• [WHAT YOU NEED TO DO] Sift the listing for lines that hold the string "Anzahl" and pull them out.

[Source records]
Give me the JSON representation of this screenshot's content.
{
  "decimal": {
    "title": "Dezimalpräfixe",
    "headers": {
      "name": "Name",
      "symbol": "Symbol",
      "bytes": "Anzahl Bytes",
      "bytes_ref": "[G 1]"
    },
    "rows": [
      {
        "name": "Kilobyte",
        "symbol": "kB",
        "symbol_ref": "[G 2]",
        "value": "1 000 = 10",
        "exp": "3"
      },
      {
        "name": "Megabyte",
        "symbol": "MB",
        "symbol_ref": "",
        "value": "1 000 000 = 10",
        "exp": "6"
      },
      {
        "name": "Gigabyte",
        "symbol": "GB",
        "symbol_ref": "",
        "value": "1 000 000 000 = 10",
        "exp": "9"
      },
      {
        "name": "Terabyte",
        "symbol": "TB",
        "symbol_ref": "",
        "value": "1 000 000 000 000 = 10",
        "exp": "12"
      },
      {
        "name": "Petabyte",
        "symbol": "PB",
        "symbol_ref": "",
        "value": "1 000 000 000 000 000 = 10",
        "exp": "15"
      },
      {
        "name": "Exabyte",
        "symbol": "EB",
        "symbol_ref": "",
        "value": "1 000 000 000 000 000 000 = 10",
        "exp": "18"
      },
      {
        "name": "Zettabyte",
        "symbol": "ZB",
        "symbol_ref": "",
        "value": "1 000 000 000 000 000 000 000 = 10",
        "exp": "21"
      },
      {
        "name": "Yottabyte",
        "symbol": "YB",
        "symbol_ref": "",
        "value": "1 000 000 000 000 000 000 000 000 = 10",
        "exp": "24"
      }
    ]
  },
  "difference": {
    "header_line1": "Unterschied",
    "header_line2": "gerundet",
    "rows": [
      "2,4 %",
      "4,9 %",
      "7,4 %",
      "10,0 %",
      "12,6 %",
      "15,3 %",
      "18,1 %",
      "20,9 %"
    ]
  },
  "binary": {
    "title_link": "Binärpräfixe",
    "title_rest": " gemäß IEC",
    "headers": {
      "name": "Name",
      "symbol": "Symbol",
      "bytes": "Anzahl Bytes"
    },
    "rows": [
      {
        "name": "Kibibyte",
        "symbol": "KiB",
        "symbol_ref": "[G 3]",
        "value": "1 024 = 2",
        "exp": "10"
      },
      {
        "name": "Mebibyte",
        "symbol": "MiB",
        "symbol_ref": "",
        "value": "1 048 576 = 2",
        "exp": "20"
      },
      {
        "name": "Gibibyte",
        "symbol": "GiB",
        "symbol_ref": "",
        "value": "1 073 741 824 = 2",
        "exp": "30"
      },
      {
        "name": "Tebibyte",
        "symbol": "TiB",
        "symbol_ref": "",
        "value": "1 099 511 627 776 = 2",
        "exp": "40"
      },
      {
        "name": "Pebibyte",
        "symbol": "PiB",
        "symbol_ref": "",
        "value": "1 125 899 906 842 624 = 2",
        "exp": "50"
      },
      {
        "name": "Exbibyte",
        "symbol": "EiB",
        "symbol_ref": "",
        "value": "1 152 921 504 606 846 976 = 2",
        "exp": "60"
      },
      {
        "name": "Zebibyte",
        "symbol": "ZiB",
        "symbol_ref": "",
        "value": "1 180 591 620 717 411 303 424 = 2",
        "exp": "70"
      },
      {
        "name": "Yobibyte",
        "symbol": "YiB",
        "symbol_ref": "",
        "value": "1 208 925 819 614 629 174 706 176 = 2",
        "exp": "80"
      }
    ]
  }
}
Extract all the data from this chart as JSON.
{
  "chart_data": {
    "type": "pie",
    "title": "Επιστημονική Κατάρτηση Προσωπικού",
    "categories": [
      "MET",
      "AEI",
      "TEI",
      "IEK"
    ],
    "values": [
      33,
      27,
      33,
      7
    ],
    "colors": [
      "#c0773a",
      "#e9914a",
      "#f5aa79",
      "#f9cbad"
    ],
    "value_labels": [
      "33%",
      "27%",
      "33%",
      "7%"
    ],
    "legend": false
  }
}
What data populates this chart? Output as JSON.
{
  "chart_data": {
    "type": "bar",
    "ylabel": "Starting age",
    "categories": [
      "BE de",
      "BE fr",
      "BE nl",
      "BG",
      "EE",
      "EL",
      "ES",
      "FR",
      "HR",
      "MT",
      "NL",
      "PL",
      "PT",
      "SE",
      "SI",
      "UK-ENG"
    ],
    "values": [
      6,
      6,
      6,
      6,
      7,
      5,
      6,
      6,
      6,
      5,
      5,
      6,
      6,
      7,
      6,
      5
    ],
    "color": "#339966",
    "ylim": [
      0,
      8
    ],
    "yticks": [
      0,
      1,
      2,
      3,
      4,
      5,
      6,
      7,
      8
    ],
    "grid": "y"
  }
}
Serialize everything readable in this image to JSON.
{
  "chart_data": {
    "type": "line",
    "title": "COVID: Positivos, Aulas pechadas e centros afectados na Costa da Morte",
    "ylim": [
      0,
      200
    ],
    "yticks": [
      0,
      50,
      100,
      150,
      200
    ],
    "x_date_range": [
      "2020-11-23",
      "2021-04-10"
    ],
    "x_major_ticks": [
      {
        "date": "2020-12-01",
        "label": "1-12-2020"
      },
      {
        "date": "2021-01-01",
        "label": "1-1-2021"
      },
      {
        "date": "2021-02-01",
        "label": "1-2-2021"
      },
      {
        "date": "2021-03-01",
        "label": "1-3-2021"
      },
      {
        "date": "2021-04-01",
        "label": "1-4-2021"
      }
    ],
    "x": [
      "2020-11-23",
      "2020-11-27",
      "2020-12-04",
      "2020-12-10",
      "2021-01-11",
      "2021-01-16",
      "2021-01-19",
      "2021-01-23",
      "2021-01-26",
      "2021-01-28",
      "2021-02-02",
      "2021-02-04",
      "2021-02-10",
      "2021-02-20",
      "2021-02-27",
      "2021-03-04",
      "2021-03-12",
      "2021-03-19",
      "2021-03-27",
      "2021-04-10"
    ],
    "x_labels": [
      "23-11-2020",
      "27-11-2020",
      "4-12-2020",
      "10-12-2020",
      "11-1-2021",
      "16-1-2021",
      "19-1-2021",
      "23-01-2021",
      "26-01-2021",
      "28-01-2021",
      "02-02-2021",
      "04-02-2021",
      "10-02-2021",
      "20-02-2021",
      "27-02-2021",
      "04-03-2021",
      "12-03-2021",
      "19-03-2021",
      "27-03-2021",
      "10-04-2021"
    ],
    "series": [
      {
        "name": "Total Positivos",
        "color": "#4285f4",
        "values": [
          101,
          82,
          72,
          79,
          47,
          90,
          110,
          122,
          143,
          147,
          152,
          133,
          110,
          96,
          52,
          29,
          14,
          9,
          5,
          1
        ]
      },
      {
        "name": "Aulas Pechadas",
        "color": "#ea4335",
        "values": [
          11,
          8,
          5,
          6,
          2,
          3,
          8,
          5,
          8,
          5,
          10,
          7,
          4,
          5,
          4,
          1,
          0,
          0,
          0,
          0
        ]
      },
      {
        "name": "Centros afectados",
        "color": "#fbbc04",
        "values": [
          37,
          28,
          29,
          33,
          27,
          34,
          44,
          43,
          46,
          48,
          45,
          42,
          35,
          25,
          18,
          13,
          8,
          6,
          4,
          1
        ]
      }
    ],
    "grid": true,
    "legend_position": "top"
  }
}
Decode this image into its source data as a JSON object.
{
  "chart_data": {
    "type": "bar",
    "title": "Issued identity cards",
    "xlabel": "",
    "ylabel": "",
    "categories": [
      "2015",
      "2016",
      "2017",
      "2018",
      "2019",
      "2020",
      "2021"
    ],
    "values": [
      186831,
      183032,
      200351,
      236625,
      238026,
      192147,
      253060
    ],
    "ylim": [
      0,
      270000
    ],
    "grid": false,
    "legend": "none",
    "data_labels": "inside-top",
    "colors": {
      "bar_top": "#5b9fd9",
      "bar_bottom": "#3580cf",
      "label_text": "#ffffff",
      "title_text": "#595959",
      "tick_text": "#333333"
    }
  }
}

• [COMPLETED TASK]
      "bytes": "Anzahl Bytes",
      "bytes": "Anzahl Bytes"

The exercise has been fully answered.